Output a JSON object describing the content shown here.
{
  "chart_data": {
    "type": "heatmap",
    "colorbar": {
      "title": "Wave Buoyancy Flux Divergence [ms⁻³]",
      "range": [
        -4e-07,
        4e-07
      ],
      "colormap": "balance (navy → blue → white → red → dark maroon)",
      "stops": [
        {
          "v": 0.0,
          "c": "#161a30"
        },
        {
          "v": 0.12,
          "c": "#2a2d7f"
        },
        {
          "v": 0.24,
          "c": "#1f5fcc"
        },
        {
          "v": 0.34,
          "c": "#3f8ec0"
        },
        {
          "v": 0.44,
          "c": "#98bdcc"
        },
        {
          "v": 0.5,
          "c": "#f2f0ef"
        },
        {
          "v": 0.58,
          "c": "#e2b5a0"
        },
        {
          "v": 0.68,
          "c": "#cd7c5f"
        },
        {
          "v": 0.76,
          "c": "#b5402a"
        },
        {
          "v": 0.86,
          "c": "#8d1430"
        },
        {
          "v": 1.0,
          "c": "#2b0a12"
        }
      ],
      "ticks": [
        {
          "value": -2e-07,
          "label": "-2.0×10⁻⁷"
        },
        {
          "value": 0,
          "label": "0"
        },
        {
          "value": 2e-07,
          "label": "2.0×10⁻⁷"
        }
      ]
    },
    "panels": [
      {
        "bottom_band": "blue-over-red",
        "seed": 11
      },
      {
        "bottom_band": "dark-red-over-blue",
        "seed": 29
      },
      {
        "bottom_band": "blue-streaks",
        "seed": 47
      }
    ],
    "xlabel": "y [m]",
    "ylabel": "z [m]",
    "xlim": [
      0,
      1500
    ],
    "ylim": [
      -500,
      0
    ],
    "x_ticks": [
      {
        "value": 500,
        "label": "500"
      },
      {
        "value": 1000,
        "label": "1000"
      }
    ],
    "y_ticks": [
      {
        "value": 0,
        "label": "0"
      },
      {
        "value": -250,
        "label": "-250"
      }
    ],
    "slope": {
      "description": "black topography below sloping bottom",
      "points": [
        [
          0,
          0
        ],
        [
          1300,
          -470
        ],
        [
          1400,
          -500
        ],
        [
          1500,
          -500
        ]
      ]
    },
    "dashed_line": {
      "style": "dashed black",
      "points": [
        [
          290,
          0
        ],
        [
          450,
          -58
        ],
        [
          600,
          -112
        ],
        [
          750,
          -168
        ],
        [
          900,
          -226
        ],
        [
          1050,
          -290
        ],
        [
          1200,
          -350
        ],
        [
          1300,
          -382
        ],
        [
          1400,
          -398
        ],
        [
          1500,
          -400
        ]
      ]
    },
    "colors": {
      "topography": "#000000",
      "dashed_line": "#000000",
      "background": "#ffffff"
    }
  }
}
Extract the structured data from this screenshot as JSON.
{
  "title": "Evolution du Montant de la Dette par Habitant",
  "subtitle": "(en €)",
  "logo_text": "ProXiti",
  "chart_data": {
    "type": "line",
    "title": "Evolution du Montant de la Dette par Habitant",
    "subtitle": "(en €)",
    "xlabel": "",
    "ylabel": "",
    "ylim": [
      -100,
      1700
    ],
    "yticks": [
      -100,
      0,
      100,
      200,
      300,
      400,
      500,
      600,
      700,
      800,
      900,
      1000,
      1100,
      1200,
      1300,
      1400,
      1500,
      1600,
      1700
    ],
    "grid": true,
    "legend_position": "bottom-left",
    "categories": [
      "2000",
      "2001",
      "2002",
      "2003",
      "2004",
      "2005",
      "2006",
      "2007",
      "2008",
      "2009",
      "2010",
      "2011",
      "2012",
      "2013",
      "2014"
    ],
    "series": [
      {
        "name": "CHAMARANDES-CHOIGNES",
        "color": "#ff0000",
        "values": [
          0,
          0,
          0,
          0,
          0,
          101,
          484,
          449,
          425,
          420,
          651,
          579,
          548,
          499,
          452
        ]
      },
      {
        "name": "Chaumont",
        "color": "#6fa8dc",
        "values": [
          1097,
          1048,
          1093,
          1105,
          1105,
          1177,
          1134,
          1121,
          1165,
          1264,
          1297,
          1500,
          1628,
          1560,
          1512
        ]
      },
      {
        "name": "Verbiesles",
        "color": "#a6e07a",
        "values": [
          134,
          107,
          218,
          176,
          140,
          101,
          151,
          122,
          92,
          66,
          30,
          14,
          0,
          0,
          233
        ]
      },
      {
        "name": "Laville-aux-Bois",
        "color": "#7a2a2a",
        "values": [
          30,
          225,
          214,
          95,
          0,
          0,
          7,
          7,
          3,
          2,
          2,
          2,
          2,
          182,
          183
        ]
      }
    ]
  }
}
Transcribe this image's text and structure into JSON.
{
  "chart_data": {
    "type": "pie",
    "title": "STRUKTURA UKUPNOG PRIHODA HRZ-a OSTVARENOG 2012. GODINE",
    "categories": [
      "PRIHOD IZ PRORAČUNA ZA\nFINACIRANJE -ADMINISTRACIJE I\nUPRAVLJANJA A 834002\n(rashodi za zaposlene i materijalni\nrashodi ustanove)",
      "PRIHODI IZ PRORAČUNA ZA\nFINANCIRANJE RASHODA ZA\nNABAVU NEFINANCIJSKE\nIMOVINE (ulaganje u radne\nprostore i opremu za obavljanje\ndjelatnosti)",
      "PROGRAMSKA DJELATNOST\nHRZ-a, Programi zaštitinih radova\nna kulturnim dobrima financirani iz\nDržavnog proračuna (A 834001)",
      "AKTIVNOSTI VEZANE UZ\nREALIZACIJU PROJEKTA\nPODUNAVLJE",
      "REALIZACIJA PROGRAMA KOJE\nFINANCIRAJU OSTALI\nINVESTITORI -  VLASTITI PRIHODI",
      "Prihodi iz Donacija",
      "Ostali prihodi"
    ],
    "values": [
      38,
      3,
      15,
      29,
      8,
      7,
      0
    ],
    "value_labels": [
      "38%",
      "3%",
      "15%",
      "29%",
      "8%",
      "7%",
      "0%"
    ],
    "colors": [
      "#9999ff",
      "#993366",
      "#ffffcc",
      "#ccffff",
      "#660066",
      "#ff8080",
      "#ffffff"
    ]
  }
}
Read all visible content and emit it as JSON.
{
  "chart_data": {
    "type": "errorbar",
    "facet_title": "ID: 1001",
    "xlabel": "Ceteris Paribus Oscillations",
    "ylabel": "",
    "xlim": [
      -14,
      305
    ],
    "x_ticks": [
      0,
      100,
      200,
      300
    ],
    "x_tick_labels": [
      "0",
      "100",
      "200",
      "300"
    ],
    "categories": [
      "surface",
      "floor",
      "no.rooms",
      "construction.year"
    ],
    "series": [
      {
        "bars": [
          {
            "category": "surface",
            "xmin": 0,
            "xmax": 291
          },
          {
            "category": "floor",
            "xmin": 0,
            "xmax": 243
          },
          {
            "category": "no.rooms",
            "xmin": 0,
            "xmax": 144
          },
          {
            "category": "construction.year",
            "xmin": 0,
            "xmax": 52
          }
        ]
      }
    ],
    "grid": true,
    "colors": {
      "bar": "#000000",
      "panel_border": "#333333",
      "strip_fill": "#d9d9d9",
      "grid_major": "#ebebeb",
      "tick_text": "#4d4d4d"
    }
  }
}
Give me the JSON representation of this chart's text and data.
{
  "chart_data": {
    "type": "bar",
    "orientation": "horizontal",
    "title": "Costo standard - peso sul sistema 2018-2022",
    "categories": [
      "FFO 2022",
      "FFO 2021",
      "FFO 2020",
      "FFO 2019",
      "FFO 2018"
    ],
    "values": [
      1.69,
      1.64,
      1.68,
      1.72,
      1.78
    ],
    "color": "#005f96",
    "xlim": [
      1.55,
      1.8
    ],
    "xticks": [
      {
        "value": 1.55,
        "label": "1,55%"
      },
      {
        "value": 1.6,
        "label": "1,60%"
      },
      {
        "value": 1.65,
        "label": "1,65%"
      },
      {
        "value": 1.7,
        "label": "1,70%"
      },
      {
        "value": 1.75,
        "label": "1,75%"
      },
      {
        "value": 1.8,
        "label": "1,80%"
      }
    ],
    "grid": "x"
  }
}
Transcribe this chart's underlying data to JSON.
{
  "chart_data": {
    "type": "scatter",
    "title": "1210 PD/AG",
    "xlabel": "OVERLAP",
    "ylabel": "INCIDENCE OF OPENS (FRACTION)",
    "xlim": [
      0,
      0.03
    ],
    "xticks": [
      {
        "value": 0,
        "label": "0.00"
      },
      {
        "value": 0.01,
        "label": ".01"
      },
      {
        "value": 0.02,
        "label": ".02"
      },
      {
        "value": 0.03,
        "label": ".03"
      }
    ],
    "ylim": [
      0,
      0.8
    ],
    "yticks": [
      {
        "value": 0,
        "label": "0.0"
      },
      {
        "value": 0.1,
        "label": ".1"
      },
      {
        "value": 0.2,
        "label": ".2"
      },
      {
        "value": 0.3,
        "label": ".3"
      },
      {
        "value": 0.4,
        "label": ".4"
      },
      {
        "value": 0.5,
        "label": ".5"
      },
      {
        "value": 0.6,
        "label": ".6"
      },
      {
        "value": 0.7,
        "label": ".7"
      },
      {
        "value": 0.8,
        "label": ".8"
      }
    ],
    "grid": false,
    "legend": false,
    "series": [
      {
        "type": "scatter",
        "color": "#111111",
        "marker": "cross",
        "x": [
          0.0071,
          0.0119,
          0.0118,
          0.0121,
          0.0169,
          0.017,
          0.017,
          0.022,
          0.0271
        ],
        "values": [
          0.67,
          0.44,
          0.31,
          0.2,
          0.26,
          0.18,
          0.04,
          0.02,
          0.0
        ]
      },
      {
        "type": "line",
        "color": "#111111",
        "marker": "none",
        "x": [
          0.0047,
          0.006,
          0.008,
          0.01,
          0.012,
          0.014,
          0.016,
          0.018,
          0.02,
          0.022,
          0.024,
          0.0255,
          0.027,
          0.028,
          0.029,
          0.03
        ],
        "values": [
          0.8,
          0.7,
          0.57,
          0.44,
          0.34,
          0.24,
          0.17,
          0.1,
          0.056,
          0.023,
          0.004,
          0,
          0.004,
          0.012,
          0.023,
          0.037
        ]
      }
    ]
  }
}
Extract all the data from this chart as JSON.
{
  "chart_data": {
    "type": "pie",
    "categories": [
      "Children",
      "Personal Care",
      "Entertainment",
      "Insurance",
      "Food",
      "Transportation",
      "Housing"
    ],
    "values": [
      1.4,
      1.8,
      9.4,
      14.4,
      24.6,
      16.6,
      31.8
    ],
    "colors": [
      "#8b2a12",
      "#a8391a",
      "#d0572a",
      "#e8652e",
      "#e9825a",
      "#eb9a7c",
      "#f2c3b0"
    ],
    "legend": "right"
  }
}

********

> **Task prompt**
Pull out each line containing the word "this" and copy it.

> **Output of the exercise**
Extract the structured data from this screenshot as JSON.
Transcribe this image's text and structure into JSON.
Give me the JSON representation of this chart's text and data.
Transcribe this chart's underlying data to JSON.
Extract all the data from this chart as JSON.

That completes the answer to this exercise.